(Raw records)
==================================================

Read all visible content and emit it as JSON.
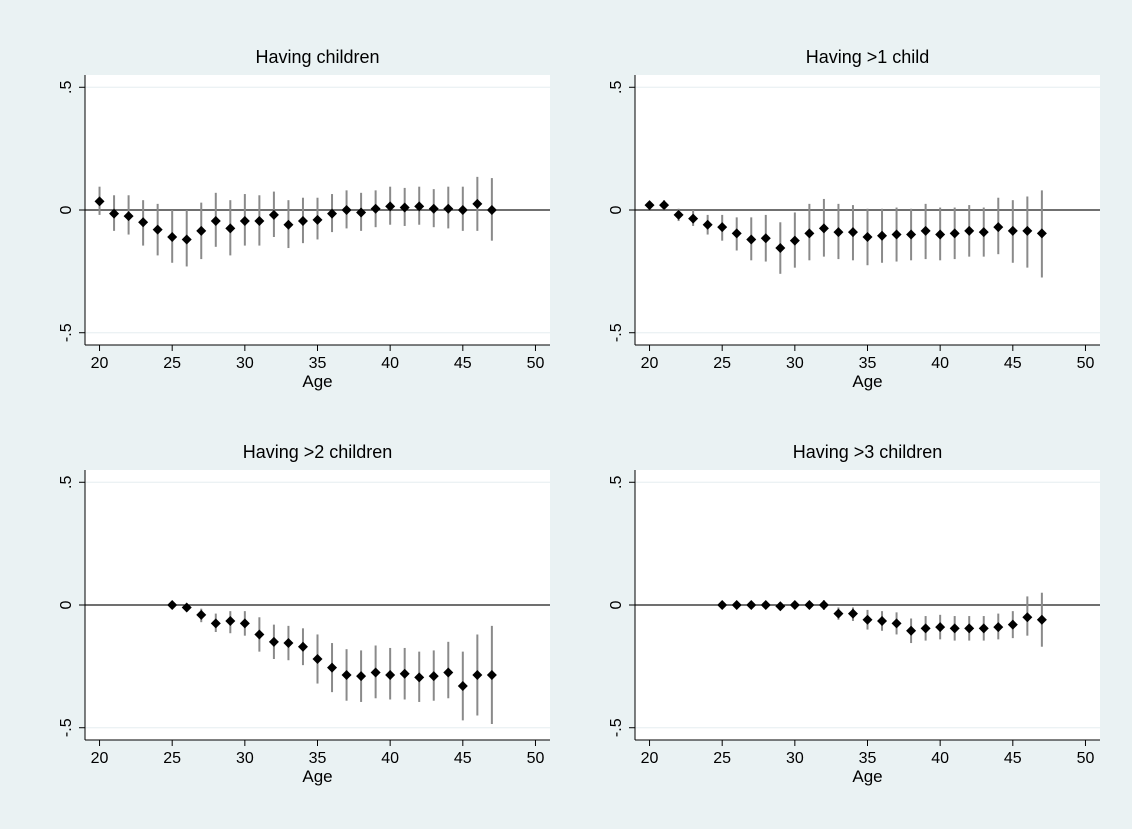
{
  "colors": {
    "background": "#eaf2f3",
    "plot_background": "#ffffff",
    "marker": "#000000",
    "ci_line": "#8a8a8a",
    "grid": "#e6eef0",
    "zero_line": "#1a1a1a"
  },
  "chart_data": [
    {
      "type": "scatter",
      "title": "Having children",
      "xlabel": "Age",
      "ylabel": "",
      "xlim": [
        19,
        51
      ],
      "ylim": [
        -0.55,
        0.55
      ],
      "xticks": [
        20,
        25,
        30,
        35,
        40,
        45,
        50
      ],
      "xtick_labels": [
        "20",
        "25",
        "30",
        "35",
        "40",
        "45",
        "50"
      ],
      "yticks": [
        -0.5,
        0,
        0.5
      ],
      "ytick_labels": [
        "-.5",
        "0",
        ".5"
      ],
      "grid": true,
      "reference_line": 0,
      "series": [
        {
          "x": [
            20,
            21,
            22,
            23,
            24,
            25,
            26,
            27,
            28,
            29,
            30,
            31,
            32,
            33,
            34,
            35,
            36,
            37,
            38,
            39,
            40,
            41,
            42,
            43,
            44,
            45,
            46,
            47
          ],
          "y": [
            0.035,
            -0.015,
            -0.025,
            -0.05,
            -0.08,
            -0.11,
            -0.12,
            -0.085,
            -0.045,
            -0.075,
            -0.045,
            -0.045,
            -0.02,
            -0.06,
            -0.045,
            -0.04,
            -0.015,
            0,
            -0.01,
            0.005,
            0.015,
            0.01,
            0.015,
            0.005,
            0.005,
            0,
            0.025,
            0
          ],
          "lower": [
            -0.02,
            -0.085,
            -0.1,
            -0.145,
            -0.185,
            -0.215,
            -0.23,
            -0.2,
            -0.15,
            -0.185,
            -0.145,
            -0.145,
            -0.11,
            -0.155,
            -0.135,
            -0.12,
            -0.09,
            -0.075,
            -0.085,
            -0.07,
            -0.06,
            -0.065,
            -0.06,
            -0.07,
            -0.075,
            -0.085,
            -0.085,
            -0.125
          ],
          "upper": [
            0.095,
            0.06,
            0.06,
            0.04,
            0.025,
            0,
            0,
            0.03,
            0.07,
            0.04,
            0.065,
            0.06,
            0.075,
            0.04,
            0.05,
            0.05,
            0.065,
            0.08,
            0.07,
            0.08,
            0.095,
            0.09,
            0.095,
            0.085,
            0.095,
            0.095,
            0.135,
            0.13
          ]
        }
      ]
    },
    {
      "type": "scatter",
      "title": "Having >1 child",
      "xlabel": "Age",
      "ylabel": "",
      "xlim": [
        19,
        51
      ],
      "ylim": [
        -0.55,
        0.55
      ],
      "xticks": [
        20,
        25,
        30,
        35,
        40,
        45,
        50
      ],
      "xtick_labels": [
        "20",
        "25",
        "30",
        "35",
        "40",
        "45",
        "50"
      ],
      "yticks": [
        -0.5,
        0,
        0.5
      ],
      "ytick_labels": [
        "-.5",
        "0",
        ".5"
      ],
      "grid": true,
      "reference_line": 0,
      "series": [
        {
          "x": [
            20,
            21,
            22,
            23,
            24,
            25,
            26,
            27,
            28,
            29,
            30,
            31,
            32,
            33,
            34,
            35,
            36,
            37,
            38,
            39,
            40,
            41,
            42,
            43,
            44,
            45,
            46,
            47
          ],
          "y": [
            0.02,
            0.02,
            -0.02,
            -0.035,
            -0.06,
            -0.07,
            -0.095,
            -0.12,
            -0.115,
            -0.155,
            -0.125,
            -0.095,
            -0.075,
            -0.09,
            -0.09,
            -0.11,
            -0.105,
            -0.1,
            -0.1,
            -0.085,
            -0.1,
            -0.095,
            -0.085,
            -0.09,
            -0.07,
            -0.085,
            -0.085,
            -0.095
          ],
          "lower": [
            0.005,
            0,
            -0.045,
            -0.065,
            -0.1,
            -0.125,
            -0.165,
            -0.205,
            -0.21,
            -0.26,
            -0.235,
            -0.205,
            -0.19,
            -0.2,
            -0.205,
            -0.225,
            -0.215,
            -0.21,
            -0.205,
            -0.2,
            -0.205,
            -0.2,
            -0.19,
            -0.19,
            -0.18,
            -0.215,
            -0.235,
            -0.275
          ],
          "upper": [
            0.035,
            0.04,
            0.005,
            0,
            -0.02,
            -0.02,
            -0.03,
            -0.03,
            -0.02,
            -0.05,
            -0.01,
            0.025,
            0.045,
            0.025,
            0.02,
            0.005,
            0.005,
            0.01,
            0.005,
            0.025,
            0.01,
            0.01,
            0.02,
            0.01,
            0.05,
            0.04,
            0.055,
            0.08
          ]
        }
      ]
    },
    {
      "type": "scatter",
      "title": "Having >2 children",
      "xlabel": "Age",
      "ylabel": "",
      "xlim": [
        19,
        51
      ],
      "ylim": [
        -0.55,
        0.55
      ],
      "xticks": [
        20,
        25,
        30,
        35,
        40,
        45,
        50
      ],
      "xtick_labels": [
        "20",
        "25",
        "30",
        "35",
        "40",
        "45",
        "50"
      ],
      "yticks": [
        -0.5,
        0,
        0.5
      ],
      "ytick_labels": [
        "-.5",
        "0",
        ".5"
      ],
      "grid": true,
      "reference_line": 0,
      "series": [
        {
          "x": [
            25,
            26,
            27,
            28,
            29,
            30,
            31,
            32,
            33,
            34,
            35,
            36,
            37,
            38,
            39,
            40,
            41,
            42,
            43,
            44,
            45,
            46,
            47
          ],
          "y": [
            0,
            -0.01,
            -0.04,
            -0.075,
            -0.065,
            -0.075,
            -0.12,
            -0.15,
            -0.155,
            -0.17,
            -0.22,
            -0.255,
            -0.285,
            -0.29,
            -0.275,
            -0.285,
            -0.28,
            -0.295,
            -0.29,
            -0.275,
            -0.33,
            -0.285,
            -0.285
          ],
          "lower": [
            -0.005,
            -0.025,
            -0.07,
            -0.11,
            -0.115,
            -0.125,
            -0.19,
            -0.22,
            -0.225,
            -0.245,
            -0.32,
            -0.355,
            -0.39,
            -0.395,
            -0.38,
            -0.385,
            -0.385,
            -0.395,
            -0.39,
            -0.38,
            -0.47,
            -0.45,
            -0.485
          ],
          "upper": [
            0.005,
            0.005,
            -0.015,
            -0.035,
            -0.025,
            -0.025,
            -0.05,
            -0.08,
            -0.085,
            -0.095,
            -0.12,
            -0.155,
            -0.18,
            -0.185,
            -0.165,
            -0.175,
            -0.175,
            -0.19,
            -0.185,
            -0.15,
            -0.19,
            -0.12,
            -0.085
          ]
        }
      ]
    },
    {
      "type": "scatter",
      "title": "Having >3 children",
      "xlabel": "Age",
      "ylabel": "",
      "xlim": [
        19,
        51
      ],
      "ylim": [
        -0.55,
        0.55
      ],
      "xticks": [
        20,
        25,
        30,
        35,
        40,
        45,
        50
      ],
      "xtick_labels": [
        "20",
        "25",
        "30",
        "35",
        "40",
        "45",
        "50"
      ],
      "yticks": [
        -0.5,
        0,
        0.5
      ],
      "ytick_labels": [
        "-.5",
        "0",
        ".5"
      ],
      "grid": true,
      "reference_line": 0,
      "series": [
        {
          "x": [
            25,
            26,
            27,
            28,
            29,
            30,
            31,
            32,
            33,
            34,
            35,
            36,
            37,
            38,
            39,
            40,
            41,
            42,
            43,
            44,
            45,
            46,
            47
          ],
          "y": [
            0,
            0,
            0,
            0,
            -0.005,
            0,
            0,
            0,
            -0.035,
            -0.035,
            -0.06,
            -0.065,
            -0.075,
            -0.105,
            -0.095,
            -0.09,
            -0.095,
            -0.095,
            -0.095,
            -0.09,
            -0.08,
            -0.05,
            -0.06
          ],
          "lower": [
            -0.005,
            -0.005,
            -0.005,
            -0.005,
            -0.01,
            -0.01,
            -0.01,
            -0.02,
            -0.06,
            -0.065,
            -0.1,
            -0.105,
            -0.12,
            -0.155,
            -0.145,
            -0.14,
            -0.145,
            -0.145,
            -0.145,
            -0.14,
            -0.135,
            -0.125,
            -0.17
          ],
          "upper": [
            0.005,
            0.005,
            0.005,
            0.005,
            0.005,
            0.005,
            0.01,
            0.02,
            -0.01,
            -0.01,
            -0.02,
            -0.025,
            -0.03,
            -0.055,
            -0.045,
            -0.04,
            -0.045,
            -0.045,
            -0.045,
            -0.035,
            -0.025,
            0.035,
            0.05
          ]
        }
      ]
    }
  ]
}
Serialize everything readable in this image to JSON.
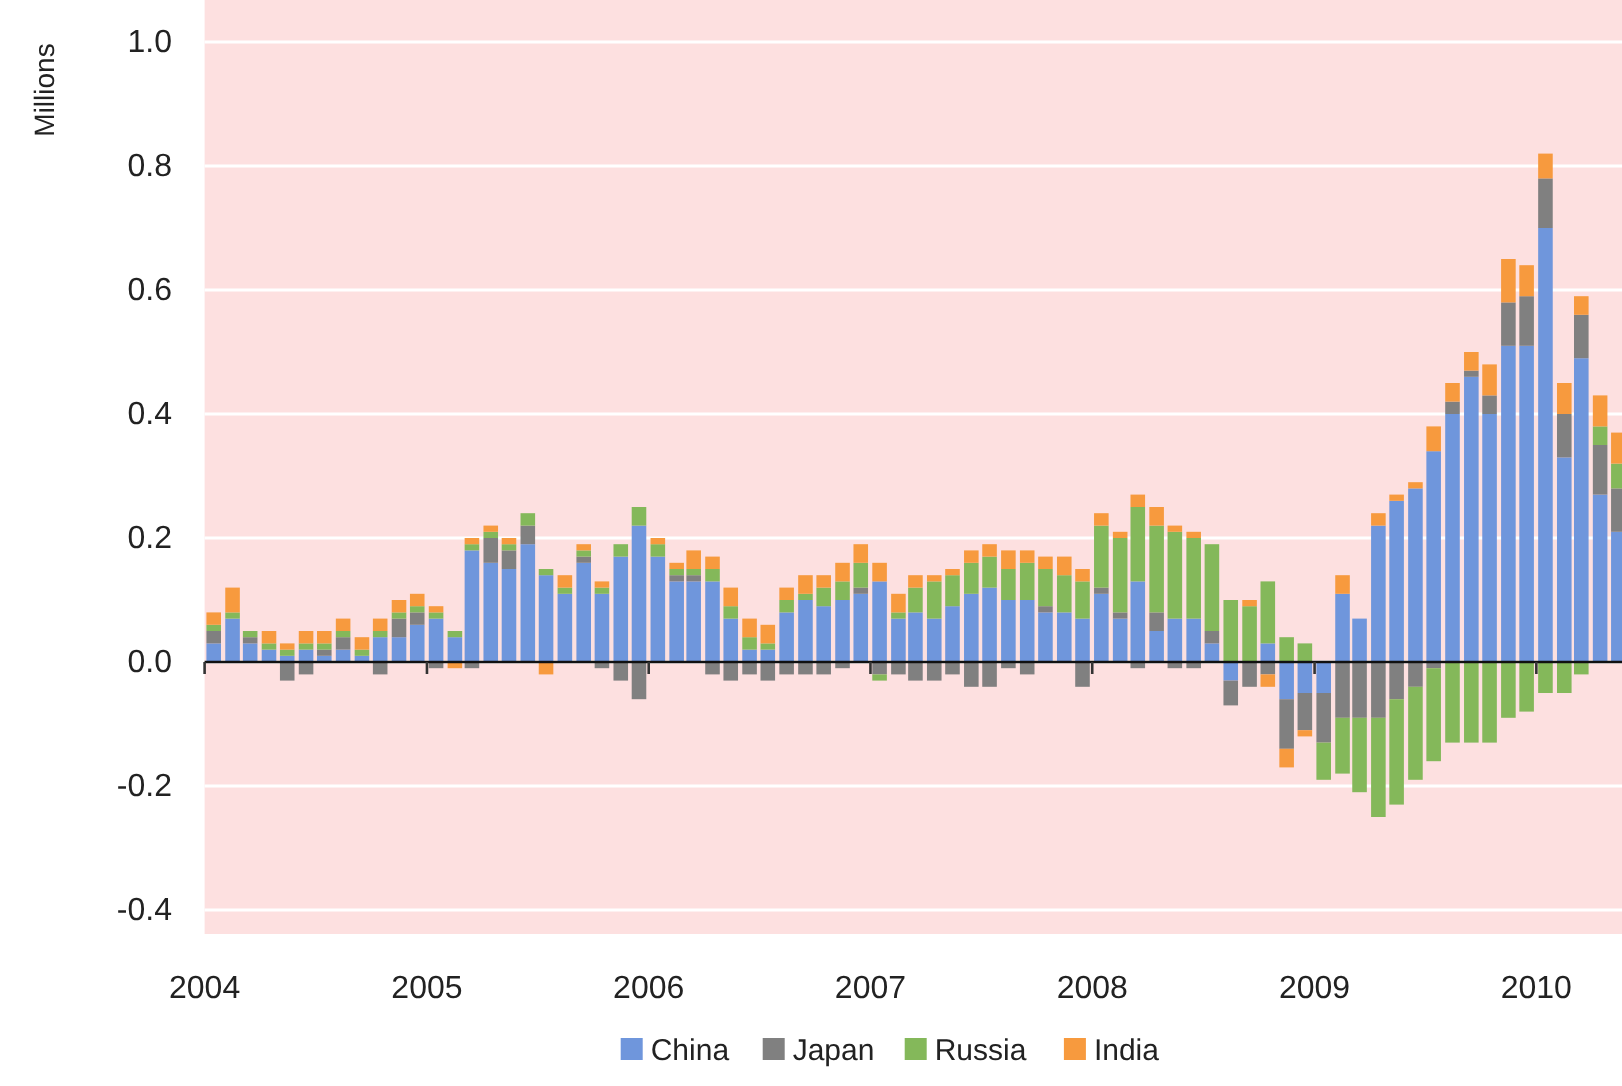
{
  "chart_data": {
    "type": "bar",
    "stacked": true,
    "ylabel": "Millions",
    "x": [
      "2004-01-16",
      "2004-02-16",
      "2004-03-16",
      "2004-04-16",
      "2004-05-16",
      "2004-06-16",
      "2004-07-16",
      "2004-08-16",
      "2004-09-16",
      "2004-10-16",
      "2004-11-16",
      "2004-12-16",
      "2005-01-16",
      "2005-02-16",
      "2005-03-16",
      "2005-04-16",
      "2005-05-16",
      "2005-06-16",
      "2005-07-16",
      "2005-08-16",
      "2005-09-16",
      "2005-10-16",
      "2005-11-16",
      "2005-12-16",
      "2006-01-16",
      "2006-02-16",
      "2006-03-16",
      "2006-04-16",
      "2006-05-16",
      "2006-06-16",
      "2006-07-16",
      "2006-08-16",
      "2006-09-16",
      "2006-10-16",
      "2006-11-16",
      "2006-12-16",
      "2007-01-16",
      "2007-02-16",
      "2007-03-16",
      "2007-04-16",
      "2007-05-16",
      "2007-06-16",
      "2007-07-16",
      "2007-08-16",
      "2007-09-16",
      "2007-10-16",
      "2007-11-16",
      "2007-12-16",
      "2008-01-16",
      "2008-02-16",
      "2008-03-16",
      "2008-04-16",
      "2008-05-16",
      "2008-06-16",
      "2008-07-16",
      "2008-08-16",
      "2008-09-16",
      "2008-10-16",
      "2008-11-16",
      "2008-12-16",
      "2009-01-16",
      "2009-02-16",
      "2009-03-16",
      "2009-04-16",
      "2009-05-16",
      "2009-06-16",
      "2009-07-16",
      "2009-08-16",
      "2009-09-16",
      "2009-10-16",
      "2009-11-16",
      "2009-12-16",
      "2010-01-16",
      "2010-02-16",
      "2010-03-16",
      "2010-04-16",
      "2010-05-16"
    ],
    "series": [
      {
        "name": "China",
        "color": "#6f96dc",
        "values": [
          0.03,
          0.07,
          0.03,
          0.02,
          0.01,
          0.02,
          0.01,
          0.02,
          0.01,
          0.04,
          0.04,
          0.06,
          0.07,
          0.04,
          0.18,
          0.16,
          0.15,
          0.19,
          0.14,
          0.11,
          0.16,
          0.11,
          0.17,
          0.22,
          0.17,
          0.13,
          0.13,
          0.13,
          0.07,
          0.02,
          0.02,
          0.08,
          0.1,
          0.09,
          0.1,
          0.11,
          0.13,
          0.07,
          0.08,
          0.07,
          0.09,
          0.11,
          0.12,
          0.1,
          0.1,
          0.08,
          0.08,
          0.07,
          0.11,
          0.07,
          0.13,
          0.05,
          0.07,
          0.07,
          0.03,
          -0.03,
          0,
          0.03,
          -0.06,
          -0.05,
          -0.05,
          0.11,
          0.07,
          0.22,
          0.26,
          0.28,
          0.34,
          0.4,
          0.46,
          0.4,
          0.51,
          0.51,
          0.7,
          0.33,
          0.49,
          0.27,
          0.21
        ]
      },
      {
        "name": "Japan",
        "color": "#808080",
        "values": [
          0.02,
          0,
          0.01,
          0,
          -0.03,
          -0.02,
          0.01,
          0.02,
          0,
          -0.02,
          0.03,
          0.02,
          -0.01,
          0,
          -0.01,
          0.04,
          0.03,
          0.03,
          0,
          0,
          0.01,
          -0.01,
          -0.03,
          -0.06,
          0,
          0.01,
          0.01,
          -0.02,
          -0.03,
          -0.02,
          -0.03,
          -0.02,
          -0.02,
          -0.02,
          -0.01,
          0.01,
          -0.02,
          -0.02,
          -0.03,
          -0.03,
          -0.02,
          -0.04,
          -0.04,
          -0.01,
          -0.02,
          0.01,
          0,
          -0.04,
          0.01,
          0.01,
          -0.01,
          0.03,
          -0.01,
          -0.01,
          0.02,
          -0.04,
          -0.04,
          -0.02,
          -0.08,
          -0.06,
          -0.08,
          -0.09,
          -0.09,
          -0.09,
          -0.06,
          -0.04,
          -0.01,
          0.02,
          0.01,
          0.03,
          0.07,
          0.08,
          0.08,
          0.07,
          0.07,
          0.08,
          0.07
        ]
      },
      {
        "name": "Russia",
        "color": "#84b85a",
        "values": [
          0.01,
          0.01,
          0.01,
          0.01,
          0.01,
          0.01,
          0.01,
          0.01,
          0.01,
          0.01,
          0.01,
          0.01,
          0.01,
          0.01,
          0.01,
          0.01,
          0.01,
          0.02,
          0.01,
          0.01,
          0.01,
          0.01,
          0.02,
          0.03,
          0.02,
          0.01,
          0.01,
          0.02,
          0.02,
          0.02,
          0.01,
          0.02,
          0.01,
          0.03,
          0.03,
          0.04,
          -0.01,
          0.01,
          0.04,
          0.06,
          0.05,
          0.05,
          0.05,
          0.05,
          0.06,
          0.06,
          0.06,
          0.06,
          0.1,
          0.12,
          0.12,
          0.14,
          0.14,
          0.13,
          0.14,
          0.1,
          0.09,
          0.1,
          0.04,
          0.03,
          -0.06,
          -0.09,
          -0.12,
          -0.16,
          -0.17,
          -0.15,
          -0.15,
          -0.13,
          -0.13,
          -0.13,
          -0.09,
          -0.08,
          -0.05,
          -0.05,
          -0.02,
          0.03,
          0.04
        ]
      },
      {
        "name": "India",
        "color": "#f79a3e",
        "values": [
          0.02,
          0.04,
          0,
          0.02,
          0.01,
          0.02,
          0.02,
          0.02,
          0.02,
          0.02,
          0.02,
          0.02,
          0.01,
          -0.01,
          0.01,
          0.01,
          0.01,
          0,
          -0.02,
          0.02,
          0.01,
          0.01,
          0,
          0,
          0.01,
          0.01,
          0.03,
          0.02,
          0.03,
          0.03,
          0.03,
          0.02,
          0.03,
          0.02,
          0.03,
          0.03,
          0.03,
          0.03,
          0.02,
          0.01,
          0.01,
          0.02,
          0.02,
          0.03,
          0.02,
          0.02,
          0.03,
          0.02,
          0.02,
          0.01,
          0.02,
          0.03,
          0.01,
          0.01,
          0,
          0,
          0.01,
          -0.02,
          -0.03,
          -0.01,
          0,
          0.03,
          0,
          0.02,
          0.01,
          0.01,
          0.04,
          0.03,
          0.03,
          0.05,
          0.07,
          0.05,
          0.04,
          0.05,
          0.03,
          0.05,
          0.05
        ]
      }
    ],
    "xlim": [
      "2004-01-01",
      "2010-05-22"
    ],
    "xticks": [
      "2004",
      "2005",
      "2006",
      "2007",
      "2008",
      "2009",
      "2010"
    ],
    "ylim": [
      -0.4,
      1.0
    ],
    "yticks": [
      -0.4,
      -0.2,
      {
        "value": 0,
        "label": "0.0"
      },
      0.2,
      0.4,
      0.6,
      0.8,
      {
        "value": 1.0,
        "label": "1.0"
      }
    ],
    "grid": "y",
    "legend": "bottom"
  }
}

==================================================

→ PROBLEM TO WORK ON
Find the word "title" in the records and pull out each line that has it.

→ WRITTEN SOLUTION
      "title": "Having children",
      "title": "Having >1 child",
      "title": "Having >2 children",
      "title": "Having >3 children",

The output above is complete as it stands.